## Instructions for the task
Do not include the pictures; repeat the rest of the data exactly.

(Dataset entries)
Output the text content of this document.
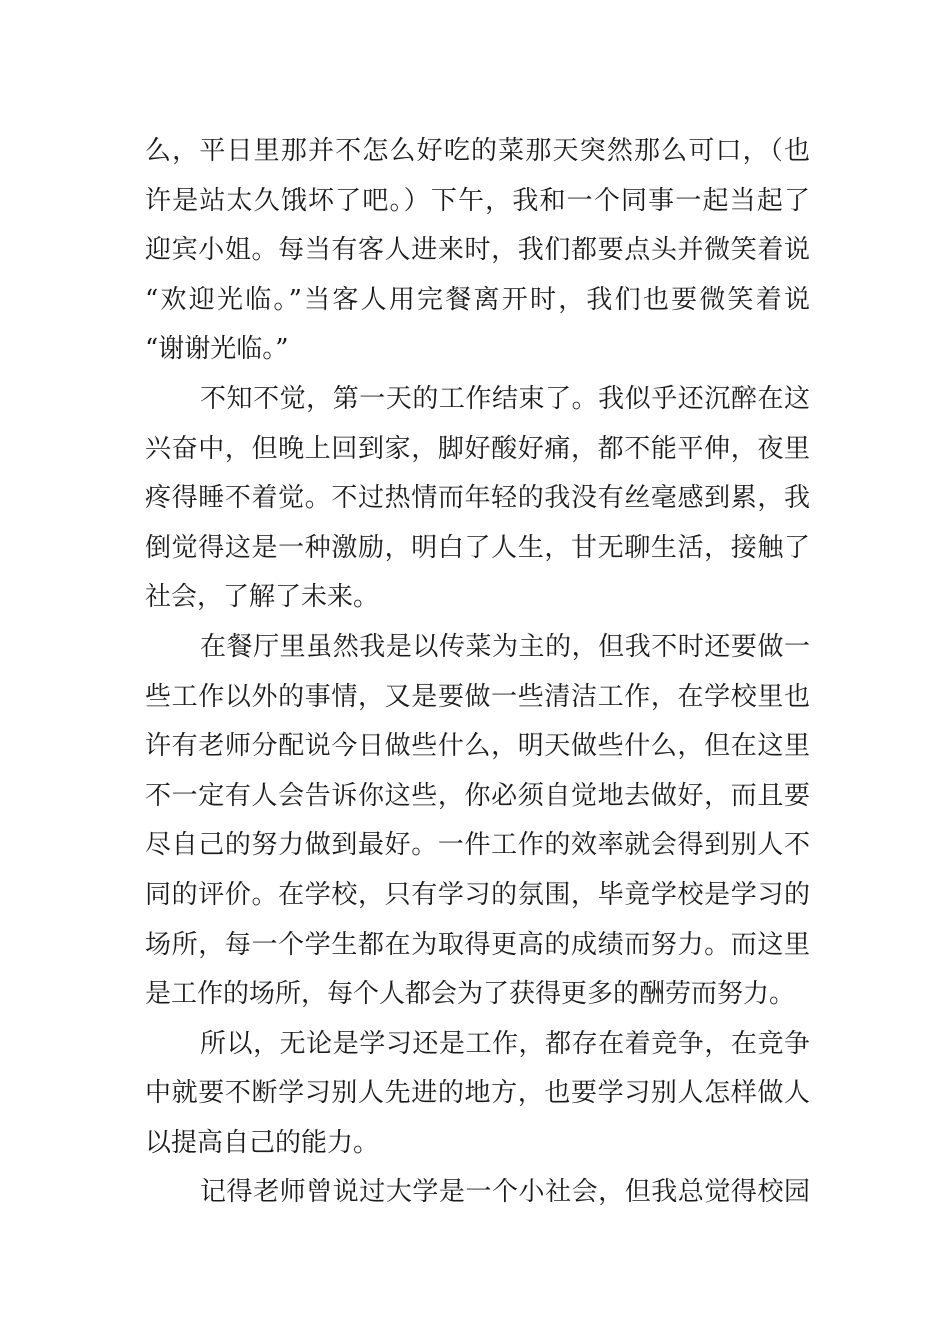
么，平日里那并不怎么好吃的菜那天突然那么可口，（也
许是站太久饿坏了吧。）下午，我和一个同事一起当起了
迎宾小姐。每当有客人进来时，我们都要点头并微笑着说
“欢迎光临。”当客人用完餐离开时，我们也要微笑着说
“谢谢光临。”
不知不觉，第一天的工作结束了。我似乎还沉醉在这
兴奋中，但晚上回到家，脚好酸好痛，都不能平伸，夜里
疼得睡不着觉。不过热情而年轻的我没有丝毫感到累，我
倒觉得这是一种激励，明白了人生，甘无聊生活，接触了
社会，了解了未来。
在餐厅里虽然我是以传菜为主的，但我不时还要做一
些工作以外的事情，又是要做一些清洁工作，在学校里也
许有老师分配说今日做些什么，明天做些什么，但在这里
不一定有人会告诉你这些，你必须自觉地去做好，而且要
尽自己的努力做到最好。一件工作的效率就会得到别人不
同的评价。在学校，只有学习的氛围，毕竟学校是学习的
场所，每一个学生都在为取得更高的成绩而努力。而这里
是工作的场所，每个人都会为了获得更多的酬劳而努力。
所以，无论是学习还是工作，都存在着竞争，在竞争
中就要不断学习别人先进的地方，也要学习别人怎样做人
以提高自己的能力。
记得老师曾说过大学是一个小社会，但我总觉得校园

## Answer to this exercise
Output the text content of this document.
么，平日里那并不怎么好吃的菜那天突然那么可口，（也
许是站太久饿坏了吧。）下午，我和一个同事一起当起了
迎宾小姐。每当有客人进来时，我们都要点头并微笑着说
“欢迎光临。”当客人用完餐离开时，我们也要微笑着说
“谢谢光临。”
不知不觉，第一天的工作结束了。我似乎还沉醉在这
兴奋中，但晚上回到家，脚好酸好痛，都不能平伸，夜里
疼得睡不着觉。不过热情而年轻的我没有丝毫感到累，我
倒觉得这是一种激励，明白了人生，甘无聊生活，接触了
社会，了解了未来。
在餐厅里虽然我是以传菜为主的，但我不时还要做一
些工作以外的事情，又是要做一些清洁工作，在学校里也
许有老师分配说今日做些什么，明天做些什么，但在这里
不一定有人会告诉你这些，你必须自觉地去做好，而且要
尽自己的努力做到最好。一件工作的效率就会得到别人不
同的评价。在学校，只有学习的氛围，毕竟学校是学习的
场所，每一个学生都在为取得更高的成绩而努力。而这里
是工作的场所，每个人都会为了获得更多的酬劳而努力。
所以，无论是学习还是工作，都存在着竞争，在竞争
中就要不断学习别人先进的地方，也要学习别人怎样做人
以提高自己的能力。
记得老师曾说过大学是一个小社会，但我总觉得校园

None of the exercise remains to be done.